Records about charts and figures:

--------

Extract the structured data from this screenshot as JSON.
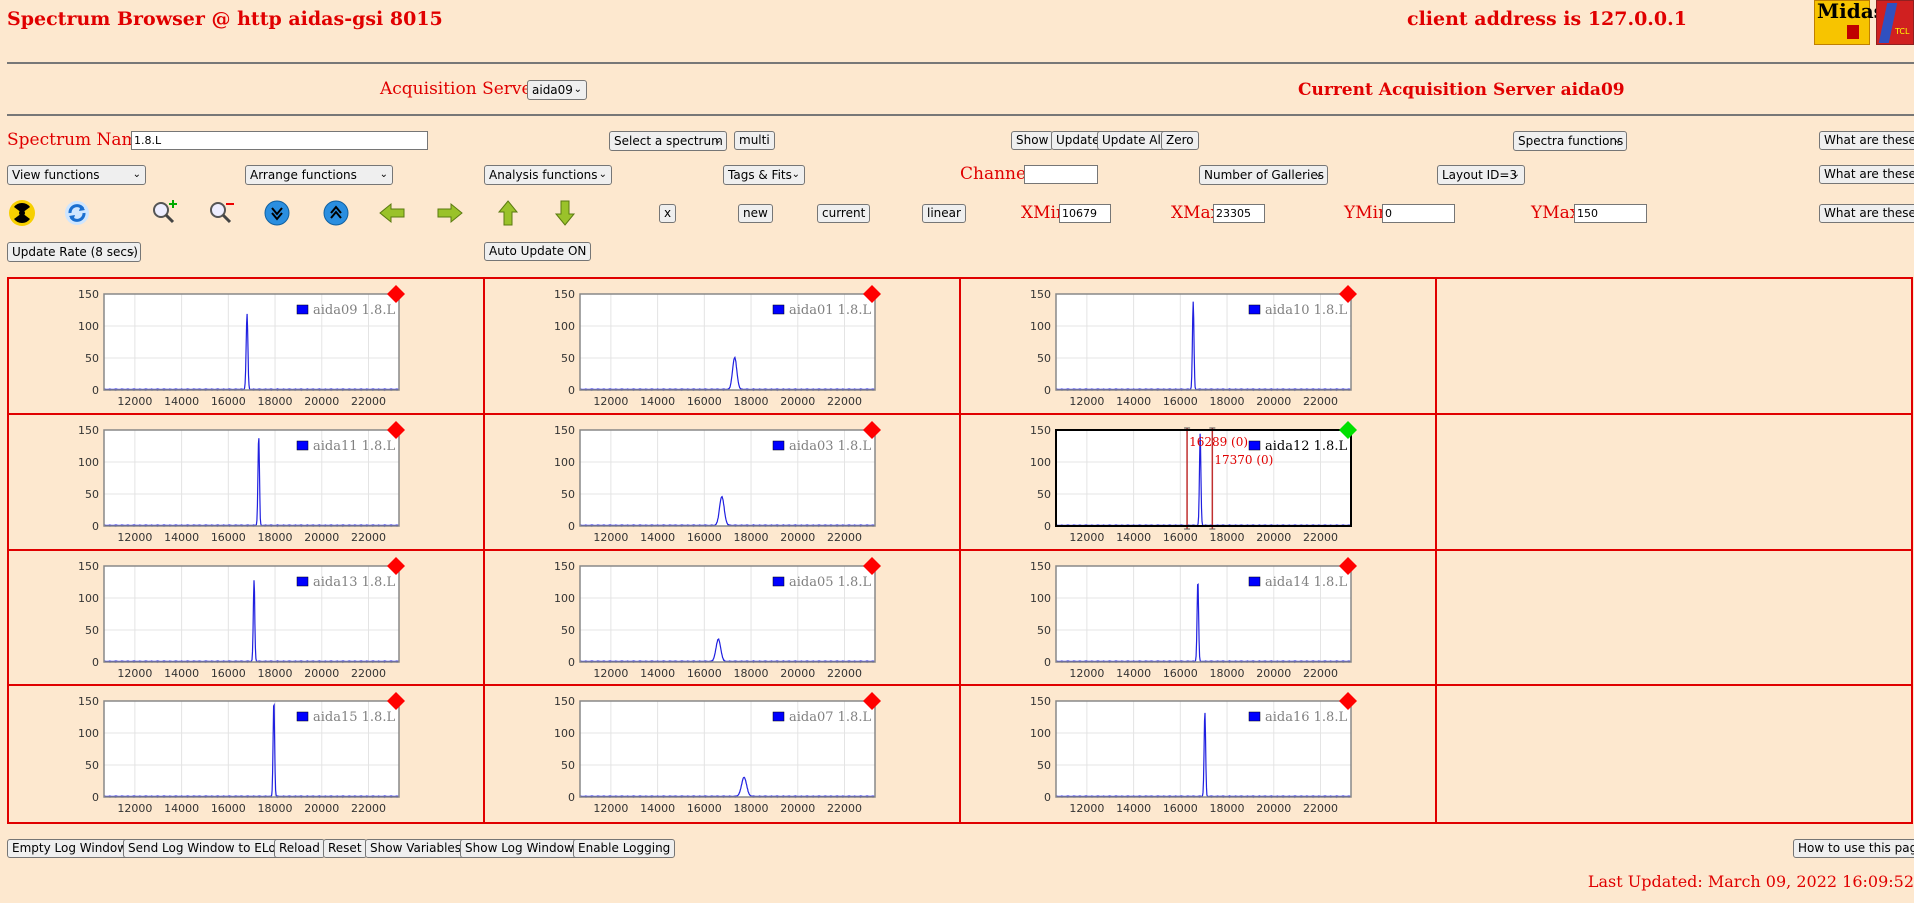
{
  "header": {
    "title": "Spectrum Browser @ http aidas-gsi 8015",
    "client": "client address is 127.0.0.1",
    "logo_text": "Midas",
    "logo2_text": "TCL"
  },
  "servers": {
    "label": "Acquisition Servers",
    "selected": "aida09",
    "current": "Current Acquisition Server aida09"
  },
  "row1": {
    "spectrum_label": "Spectrum Name:",
    "spectrum_value": "1.8.L",
    "select_spectrum": "Select a spectrum",
    "multi": "multi",
    "show": "Show",
    "update": "Update",
    "update_all": "Update All",
    "zero": "Zero",
    "spectra_functions": "Spectra functions",
    "what": "What are these?"
  },
  "row2": {
    "view": "View functions",
    "arrange": "Arrange functions",
    "analysis": "Analysis functions",
    "tags": "Tags & Fits",
    "channel_label": "Channel:",
    "channel_value": "",
    "galleries": "Number of Galleries",
    "layout": "Layout ID=3",
    "what": "What are these?"
  },
  "row3": {
    "x": "x",
    "new": "new",
    "current": "current",
    "linear": "linear",
    "xmin_label": "XMin",
    "xmin": "10679",
    "xmax_label": "XMax",
    "xmax": "23305",
    "ymin_label": "YMin",
    "ymin": "0",
    "ymax_label": "YMax",
    "ymax": "150",
    "what": "What are these?"
  },
  "row4": {
    "update_rate": "Update Rate (8 secs)",
    "auto_update": "Auto Update ON"
  },
  "colors": {
    "accent": "#e00000",
    "trace": "#2020e0",
    "status_inactive": "#ff0000",
    "status_active": "#00e000"
  },
  "chart_data": [
    {
      "type": "line",
      "legend": "aida09 1.8.L",
      "peak_x": 16800,
      "peak_y": 118,
      "peak_width": 80,
      "selected": false,
      "xticks": [
        "12000",
        "14000",
        "16000",
        "18000",
        "20000",
        "22000"
      ],
      "yticks": [
        "0",
        "50",
        "100",
        "150"
      ],
      "xlim": [
        10679,
        23305
      ],
      "ylim": [
        0,
        150
      ]
    },
    {
      "type": "line",
      "legend": "aida01 1.8.L",
      "peak_x": 17300,
      "peak_y": 50,
      "peak_width": 200,
      "selected": false,
      "xticks": [
        "12000",
        "14000",
        "16000",
        "18000",
        "20000",
        "22000"
      ],
      "yticks": [
        "0",
        "50",
        "100",
        "150"
      ],
      "xlim": [
        10679,
        23305
      ],
      "ylim": [
        0,
        150
      ]
    },
    {
      "type": "line",
      "legend": "aida10 1.8.L",
      "peak_x": 16550,
      "peak_y": 138,
      "peak_width": 70,
      "selected": false,
      "xticks": [
        "12000",
        "14000",
        "16000",
        "18000",
        "20000",
        "22000"
      ],
      "yticks": [
        "0",
        "50",
        "100",
        "150"
      ],
      "xlim": [
        10679,
        23305
      ],
      "ylim": [
        0,
        150
      ]
    },
    {
      "type": "line",
      "legend": "aida11 1.8.L",
      "peak_x": 17300,
      "peak_y": 140,
      "peak_width": 70,
      "selected": false,
      "xticks": [
        "12000",
        "14000",
        "16000",
        "18000",
        "20000",
        "22000"
      ],
      "yticks": [
        "0",
        "50",
        "100",
        "150"
      ],
      "xlim": [
        10679,
        23305
      ],
      "ylim": [
        0,
        150
      ]
    },
    {
      "type": "line",
      "legend": "aida03 1.8.L",
      "peak_x": 16750,
      "peak_y": 45,
      "peak_width": 220,
      "selected": false,
      "xticks": [
        "12000",
        "14000",
        "16000",
        "18000",
        "20000",
        "22000"
      ],
      "yticks": [
        "0",
        "50",
        "100",
        "150"
      ],
      "xlim": [
        10679,
        23305
      ],
      "ylim": [
        0,
        150
      ]
    },
    {
      "type": "line",
      "legend": "aida12 1.8.L",
      "peak_x": 16850,
      "peak_y": 145,
      "peak_width": 70,
      "selected": true,
      "markers": [
        {
          "x": 16289,
          "label": "16289 (0)"
        },
        {
          "x": 17370,
          "label": "17370 (0)"
        }
      ],
      "xticks": [
        "12000",
        "14000",
        "16000",
        "18000",
        "20000",
        "22000"
      ],
      "yticks": [
        "0",
        "50",
        "100",
        "150"
      ],
      "xlim": [
        10679,
        23305
      ],
      "ylim": [
        0,
        150
      ]
    },
    {
      "type": "line",
      "legend": "aida13 1.8.L",
      "peak_x": 17100,
      "peak_y": 128,
      "peak_width": 70,
      "selected": false,
      "xticks": [
        "12000",
        "14000",
        "16000",
        "18000",
        "20000",
        "22000"
      ],
      "yticks": [
        "0",
        "50",
        "100",
        "150"
      ],
      "xlim": [
        10679,
        23305
      ],
      "ylim": [
        0,
        150
      ]
    },
    {
      "type": "line",
      "legend": "aida05 1.8.L",
      "peak_x": 16600,
      "peak_y": 35,
      "peak_width": 220,
      "selected": false,
      "xticks": [
        "12000",
        "14000",
        "16000",
        "18000",
        "20000",
        "22000"
      ],
      "yticks": [
        "0",
        "50",
        "100",
        "150"
      ],
      "xlim": [
        10679,
        23305
      ],
      "ylim": [
        0,
        150
      ]
    },
    {
      "type": "line",
      "legend": "aida14 1.8.L",
      "peak_x": 16750,
      "peak_y": 127,
      "peak_width": 70,
      "selected": false,
      "xticks": [
        "12000",
        "14000",
        "16000",
        "18000",
        "20000",
        "22000"
      ],
      "yticks": [
        "0",
        "50",
        "100",
        "150"
      ],
      "xlim": [
        10679,
        23305
      ],
      "ylim": [
        0,
        150
      ]
    },
    {
      "type": "line",
      "legend": "aida15 1.8.L",
      "peak_x": 17950,
      "peak_y": 150,
      "peak_width": 70,
      "selected": false,
      "xticks": [
        "12000",
        "14000",
        "16000",
        "18000",
        "20000",
        "22000"
      ],
      "yticks": [
        "0",
        "50",
        "100",
        "150"
      ],
      "xlim": [
        10679,
        23305
      ],
      "ylim": [
        0,
        150
      ]
    },
    {
      "type": "line",
      "legend": "aida07 1.8.L",
      "peak_x": 17700,
      "peak_y": 30,
      "peak_width": 240,
      "selected": false,
      "xticks": [
        "12000",
        "14000",
        "16000",
        "18000",
        "20000",
        "22000"
      ],
      "yticks": [
        "0",
        "50",
        "100",
        "150"
      ],
      "xlim": [
        10679,
        23305
      ],
      "ylim": [
        0,
        150
      ]
    },
    {
      "type": "line",
      "legend": "aida16 1.8.L",
      "peak_x": 17050,
      "peak_y": 133,
      "peak_width": 70,
      "selected": false,
      "xticks": [
        "12000",
        "14000",
        "16000",
        "18000",
        "20000",
        "22000"
      ],
      "yticks": [
        "0",
        "50",
        "100",
        "150"
      ],
      "xlim": [
        10679,
        23305
      ],
      "ylim": [
        0,
        150
      ]
    }
  ],
  "footer": {
    "empty_log": "Empty Log Window",
    "send_log": "Send Log Window to ELog",
    "reload": "Reload",
    "reset": "Reset",
    "show_vars": "Show Variables",
    "show_log": "Show Log Window",
    "enable_logging": "Enable Logging",
    "howto": "How to use this page",
    "last_updated": "Last Updated: March 09, 2022 16:09:52"
  }
}
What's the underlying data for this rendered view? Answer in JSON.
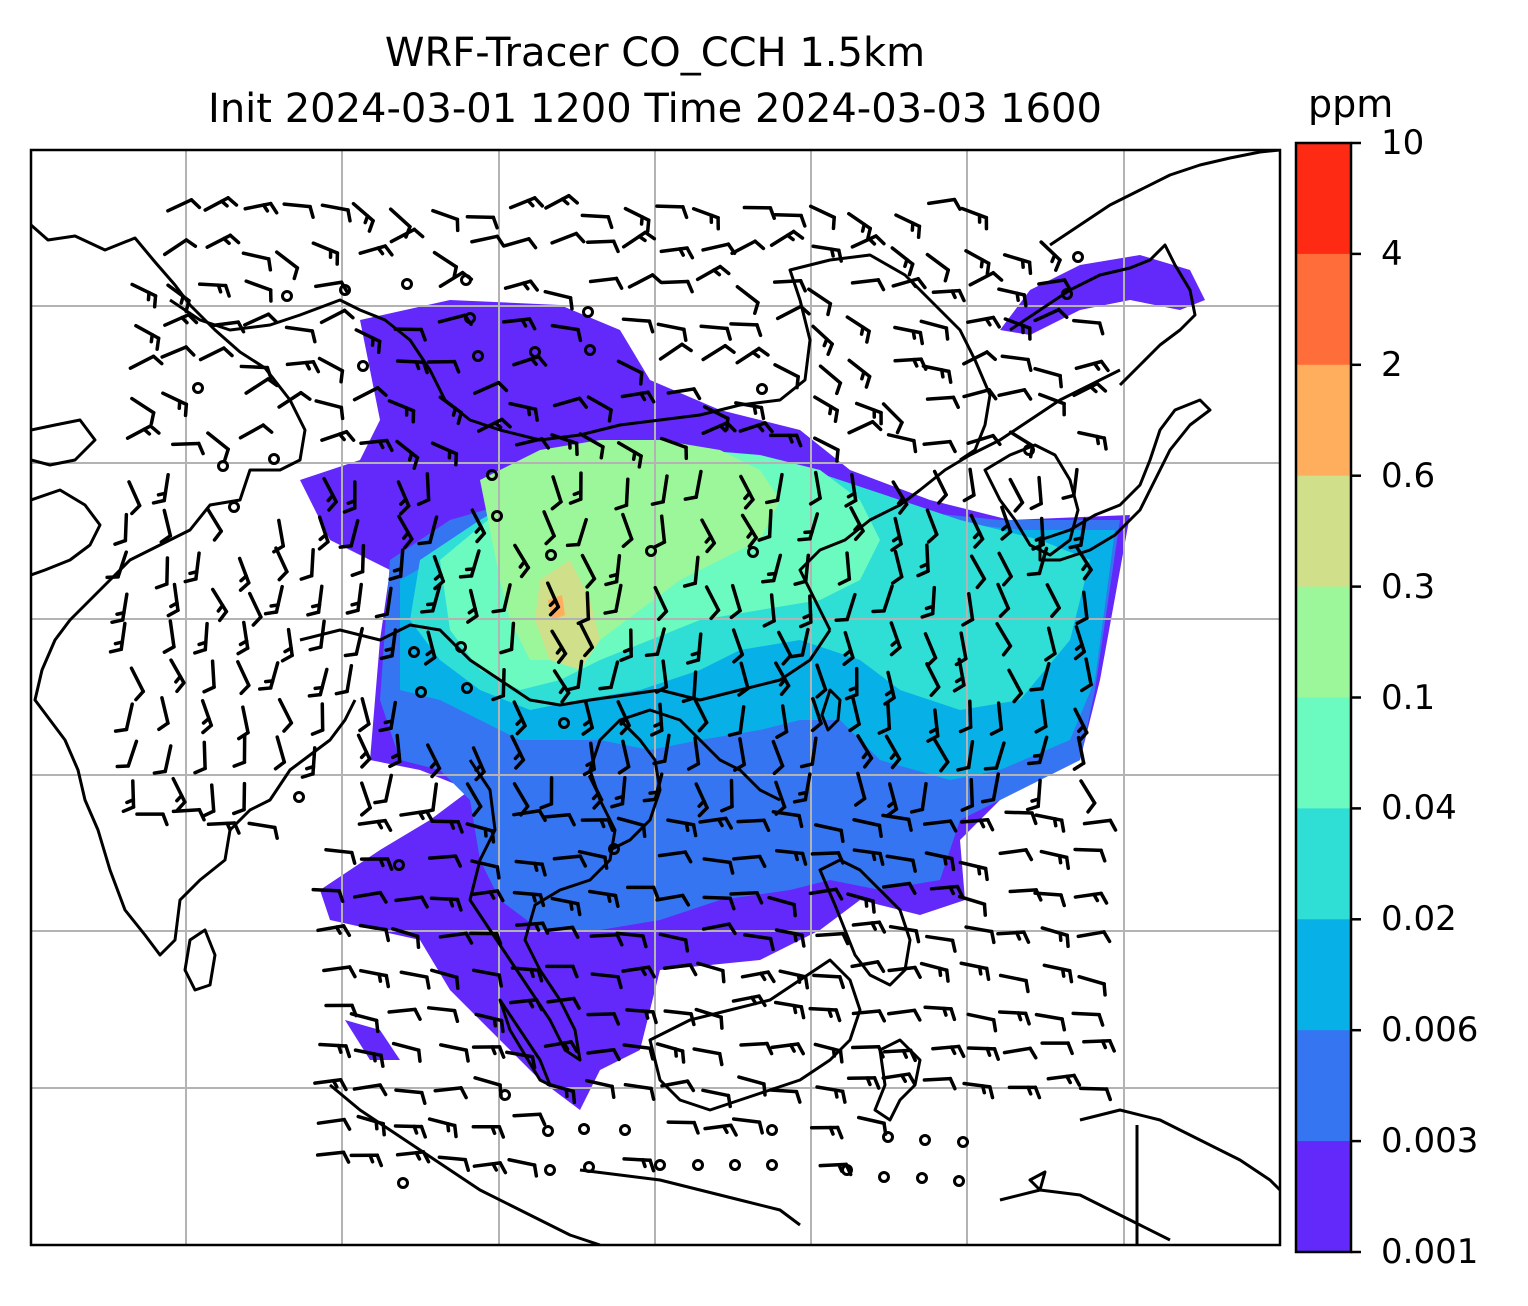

--------

## What to produce
Your task is to copy the entries in full and exactly, without any images.

## Full solution
Extract the structured data from this screenshot as JSON.
{
  "header": {
    "title": "Spectrum Browser @ http aidas-gsi 8015",
    "client": "client address is 127.0.0.1",
    "logo_text": "Midas",
    "logo2_text": "TCL"
  },
  "servers": {
    "label": "Acquisition Servers",
    "selected": "aida09",
    "current": "Current Acquisition Server aida09"
  },
  "row1": {
    "spectrum_label": "Spectrum Name:",
    "spectrum_value": "1.8.L",
    "select_spectrum": "Select a spectrum",
    "multi": "multi",
    "show": "Show",
    "update": "Update",
    "update_all": "Update All",
    "zero": "Zero",
    "spectra_functions": "Spectra functions",
    "what": "What are these?"
  },
  "row2": {
    "view": "View functions",
    "arrange": "Arrange functions",
    "analysis": "Analysis functions",
    "tags": "Tags & Fits",
    "channel_label": "Channel:",
    "channel_value": "",
    "galleries": "Number of Galleries",
    "layout": "Layout ID=3",
    "what": "What are these?"
  },
  "row3": {
    "x": "x",
    "new": "new",
    "current": "current",
    "linear": "linear",
    "xmin_label": "XMin",
    "xmin": "10679",
    "xmax_label": "XMax",
    "xmax": "23305",
    "ymin_label": "YMin",
    "ymin": "0",
    "ymax_label": "YMax",
    "ymax": "150",
    "what": "What are these?"
  },
  "row4": {
    "update_rate": "Update Rate (8 secs)",
    "auto_update": "Auto Update ON"
  },
  "colors": {
    "accent": "#e00000",
    "trace": "#2020e0",
    "status_inactive": "#ff0000",
    "status_active": "#00e000"
  },
  "chart_data": [
    {
      "type": "line",
      "legend": "aida09 1.8.L",
      "peak_x": 16800,
      "peak_y": 118,
      "peak_width": 80,
      "selected": false,
      "xticks": [
        "12000",
        "14000",
        "16000",
        "18000",
        "20000",
        "22000"
      ],
      "yticks": [
        "0",
        "50",
        "100",
        "150"
      ],
      "xlim": [
        10679,
        23305
      ],
      "ylim": [
        0,
        150
      ]
    },
    {
      "type": "line",
      "legend": "aida01 1.8.L",
      "peak_x": 17300,
      "peak_y": 50,
      "peak_width": 200,
      "selected": false,
      "xticks": [
        "12000",
        "14000",
        "16000",
        "18000",
        "20000",
        "22000"
      ],
      "yticks": [
        "0",
        "50",
        "100",
        "150"
      ],
      "xlim": [
        10679,
        23305
      ],
      "ylim": [
        0,
        150
      ]
    },
    {
      "type": "line",
      "legend": "aida10 1.8.L",
      "peak_x": 16550,
      "peak_y": 138,
      "peak_width": 70,
      "selected": false,
      "xticks": [
        "12000",
        "14000",
        "16000",
        "18000",
        "20000",
        "22000"
      ],
      "yticks": [
        "0",
        "50",
        "100",
        "150"
      ],
      "xlim": [
        10679,
        23305
      ],
      "ylim": [
        0,
        150
      ]
    },
    {
      "type": "line",
      "legend": "aida11 1.8.L",
      "peak_x": 17300,
      "peak_y": 140,
      "peak_width": 70,
      "selected": false,
      "xticks": [
        "12000",
        "14000",
        "16000",
        "18000",
        "20000",
        "22000"
      ],
      "yticks": [
        "0",
        "50",
        "100",
        "150"
      ],
      "xlim": [
        10679,
        23305
      ],
      "ylim": [
        0,
        150
      ]
    },
    {
      "type": "line",
      "legend": "aida03 1.8.L",
      "peak_x": 16750,
      "peak_y": 45,
      "peak_width": 220,
      "selected": false,
      "xticks": [
        "12000",
        "14000",
        "16000",
        "18000",
        "20000",
        "22000"
      ],
      "yticks": [
        "0",
        "50",
        "100",
        "150"
      ],
      "xlim": [
        10679,
        23305
      ],
      "ylim": [
        0,
        150
      ]
    },
    {
      "type": "line",
      "legend": "aida12 1.8.L",
      "peak_x": 16850,
      "peak_y": 145,
      "peak_width": 70,
      "selected": true,
      "markers": [
        {
          "x": 16289,
          "label": "16289 (0)"
        },
        {
          "x": 17370,
          "label": "17370 (0)"
        }
      ],
      "xticks": [
        "12000",
        "14000",
        "16000",
        "18000",
        "20000",
        "22000"
      ],
      "yticks": [
        "0",
        "50",
        "100",
        "150"
      ],
      "xlim": [
        10679,
        23305
      ],
      "ylim": [
        0,
        150
      ]
    },
    {
      "type": "line",
      "legend": "aida13 1.8.L",
      "peak_x": 17100,
      "peak_y": 128,
      "peak_width": 70,
      "selected": false,
      "xticks": [
        "12000",
        "14000",
        "16000",
        "18000",
        "20000",
        "22000"
      ],
      "yticks": [
        "0",
        "50",
        "100",
        "150"
      ],
      "xlim": [
        10679,
        23305
      ],
      "ylim": [
        0,
        150
      ]
    },
    {
      "type": "line",
      "legend": "aida05 1.8.L",
      "peak_x": 16600,
      "peak_y": 35,
      "peak_width": 220,
      "selected": false,
      "xticks": [
        "12000",
        "14000",
        "16000",
        "18000",
        "20000",
        "22000"
      ],
      "yticks": [
        "0",
        "50",
        "100",
        "150"
      ],
      "xlim": [
        10679,
        23305
      ],
      "ylim": [
        0,
        150
      ]
    },
    {
      "type": "line",
      "legend": "aida14 1.8.L",
      "peak_x": 16750,
      "peak_y": 127,
      "peak_width": 70,
      "selected": false,
      "xticks": [
        "12000",
        "14000",
        "16000",
        "18000",
        "20000",
        "22000"
      ],
      "yticks": [
        "0",
        "50",
        "100",
        "150"
      ],
      "xlim": [
        10679,
        23305
      ],
      "ylim": [
        0,
        150
      ]
    },
    {
      "type": "line",
      "legend": "aida15 1.8.L",
      "peak_x": 17950,
      "peak_y": 150,
      "peak_width": 70,
      "selected": false,
      "xticks": [
        "12000",
        "14000",
        "16000",
        "18000",
        "20000",
        "22000"
      ],
      "yticks": [
        "0",
        "50",
        "100",
        "150"
      ],
      "xlim": [
        10679,
        23305
      ],
      "ylim": [
        0,
        150
      ]
    },
    {
      "type": "line",
      "legend": "aida07 1.8.L",
      "peak_x": 17700,
      "peak_y": 30,
      "peak_width": 240,
      "selected": false,
      "xticks": [
        "12000",
        "14000",
        "16000",
        "18000",
        "20000",
        "22000"
      ],
      "yticks": [
        "0",
        "50",
        "100",
        "150"
      ],
      "xlim": [
        10679,
        23305
      ],
      "ylim": [
        0,
        150
      ]
    },
    {
      "type": "line",
      "legend": "aida16 1.8.L",
      "peak_x": 17050,
      "peak_y": 133,
      "peak_width": 70,
      "selected": false,
      "xticks": [
        "12000",
        "14000",
        "16000",
        "18000",
        "20000",
        "22000"
      ],
      "yticks": [
        "0",
        "50",
        "100",
        "150"
      ],
      "xlim": [
        10679,
        23305
      ],
      "ylim": [
        0,
        150
      ]
    }
  ],
  "footer": {
    "empty_log": "Empty Log Window",
    "send_log": "Send Log Window to ELog",
    "reload": "Reload",
    "reset": "Reset",
    "show_vars": "Show Variables",
    "show_log": "Show Log Window",
    "enable_logging": "Enable Logging",
    "howto": "How to use this page",
    "last_updated": "Last Updated: March 09, 2022 16:09:52"
  }
}
What's the underlying data for this rendered view? Answer in JSON.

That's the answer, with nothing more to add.